Exercise description =>
Using the listing below, report all lines holding the word "color".
☆ ☆ ☆
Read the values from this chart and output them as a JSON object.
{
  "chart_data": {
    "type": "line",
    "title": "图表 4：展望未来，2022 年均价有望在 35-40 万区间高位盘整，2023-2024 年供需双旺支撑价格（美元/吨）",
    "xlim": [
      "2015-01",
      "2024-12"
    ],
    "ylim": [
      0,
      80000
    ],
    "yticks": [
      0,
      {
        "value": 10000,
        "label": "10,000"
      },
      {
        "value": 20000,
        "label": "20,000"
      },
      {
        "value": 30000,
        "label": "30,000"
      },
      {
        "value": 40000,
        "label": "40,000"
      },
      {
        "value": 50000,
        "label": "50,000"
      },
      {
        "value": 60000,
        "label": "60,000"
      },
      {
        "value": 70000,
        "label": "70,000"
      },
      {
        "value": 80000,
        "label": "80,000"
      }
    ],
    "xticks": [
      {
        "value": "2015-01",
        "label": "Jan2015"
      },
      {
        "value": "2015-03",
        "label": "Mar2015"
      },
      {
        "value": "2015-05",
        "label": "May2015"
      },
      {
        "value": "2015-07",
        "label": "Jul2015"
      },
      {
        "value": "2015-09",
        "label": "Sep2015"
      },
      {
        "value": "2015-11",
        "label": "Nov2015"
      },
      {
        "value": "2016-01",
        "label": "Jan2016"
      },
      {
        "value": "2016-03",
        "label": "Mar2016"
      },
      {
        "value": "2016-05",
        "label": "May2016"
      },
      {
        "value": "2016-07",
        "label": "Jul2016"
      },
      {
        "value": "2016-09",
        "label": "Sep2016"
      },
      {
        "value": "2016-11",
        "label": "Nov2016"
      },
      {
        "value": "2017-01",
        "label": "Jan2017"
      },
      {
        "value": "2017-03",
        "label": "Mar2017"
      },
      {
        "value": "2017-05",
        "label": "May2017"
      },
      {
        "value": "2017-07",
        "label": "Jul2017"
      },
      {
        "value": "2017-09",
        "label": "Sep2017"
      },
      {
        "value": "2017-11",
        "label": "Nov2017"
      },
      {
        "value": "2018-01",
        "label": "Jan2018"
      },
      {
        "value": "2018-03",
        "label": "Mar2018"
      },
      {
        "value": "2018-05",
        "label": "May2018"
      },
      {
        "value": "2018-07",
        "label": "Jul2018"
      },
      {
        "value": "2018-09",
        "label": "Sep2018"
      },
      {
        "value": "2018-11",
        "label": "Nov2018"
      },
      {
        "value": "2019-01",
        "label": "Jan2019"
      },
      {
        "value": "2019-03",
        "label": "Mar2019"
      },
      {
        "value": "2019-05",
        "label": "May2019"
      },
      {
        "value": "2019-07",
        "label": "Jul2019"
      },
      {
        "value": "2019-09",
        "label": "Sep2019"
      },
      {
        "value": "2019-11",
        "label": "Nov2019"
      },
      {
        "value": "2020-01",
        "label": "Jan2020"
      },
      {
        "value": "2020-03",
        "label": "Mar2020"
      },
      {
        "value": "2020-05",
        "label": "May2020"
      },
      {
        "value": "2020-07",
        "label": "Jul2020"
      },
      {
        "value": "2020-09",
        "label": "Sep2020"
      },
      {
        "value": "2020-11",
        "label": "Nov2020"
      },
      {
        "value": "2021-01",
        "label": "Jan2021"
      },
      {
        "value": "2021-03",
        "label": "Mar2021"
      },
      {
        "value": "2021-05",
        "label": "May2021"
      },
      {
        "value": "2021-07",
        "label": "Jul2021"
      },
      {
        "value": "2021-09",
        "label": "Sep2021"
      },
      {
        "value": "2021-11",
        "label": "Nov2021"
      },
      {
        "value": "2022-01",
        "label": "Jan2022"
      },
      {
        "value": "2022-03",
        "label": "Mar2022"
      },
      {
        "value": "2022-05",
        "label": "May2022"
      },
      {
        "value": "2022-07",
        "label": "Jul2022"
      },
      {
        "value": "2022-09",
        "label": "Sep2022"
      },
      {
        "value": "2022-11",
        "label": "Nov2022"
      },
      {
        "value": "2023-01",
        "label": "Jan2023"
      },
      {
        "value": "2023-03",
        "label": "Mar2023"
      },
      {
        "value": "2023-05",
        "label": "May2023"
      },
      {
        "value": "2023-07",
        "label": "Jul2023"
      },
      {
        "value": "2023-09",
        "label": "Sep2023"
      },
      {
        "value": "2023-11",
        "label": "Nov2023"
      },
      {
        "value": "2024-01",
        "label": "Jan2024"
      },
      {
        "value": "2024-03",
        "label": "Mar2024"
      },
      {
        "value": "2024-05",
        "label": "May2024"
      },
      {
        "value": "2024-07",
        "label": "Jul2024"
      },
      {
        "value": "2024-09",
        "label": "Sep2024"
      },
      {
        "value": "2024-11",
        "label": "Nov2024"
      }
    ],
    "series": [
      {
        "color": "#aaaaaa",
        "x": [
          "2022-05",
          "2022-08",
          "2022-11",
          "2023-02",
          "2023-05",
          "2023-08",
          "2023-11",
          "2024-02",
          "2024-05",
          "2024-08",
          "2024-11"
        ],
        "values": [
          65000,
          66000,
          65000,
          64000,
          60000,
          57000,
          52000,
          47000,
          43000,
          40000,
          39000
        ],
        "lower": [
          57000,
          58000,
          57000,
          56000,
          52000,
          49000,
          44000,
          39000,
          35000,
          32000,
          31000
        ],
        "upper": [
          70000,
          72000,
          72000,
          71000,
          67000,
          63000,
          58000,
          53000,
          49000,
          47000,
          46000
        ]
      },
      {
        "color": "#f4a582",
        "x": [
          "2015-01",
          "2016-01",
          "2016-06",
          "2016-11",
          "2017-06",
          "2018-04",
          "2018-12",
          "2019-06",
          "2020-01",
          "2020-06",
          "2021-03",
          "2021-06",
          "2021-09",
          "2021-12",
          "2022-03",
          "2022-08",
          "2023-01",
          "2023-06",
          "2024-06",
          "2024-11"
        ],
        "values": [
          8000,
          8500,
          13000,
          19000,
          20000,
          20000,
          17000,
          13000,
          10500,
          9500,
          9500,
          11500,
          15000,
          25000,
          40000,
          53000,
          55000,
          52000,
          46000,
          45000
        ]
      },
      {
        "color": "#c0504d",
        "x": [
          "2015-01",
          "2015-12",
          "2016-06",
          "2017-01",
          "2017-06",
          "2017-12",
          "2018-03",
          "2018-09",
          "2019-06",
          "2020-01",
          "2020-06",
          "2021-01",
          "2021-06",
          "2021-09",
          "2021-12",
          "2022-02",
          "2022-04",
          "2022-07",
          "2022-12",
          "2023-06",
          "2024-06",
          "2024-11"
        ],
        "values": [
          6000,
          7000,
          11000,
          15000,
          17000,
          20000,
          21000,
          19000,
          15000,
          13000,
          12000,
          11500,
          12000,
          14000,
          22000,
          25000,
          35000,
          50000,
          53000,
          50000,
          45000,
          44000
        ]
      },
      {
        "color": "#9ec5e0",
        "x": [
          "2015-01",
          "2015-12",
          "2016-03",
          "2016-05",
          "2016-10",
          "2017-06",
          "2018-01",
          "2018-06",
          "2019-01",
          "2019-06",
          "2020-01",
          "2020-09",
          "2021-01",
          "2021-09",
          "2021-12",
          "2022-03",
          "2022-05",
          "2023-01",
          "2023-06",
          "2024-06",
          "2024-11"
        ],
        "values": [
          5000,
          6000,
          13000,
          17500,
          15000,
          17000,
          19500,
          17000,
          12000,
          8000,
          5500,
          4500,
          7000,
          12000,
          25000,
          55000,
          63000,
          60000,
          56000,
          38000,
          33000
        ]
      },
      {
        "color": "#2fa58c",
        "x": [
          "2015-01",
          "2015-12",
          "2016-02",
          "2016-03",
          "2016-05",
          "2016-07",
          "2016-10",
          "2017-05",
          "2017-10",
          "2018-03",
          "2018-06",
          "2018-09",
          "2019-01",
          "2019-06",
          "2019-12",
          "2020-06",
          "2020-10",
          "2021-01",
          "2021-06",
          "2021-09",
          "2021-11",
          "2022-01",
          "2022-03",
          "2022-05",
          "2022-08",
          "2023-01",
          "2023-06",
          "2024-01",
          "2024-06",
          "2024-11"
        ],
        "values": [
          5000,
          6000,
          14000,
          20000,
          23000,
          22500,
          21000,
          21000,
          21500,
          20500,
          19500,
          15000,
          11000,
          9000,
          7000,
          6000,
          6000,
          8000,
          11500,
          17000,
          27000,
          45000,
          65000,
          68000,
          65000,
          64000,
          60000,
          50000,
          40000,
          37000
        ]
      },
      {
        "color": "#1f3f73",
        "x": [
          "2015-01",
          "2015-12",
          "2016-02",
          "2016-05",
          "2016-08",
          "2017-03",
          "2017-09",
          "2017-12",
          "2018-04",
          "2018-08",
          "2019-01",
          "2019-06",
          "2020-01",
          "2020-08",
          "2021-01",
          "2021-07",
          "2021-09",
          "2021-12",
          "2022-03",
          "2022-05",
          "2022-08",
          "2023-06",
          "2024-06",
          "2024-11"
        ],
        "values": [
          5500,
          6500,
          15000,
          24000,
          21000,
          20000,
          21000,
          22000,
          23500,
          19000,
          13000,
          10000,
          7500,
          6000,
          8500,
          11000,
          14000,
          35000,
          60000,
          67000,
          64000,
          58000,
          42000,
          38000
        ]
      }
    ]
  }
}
☆ ☆ ☆
Written solution =>
        "color": "#aaaaaa",
        "color": "#f4a582",
        "color": "#c0504d",
        "color": "#9ec5e0",
        "color": "#2fa58c",
        "color": "#1f3f73",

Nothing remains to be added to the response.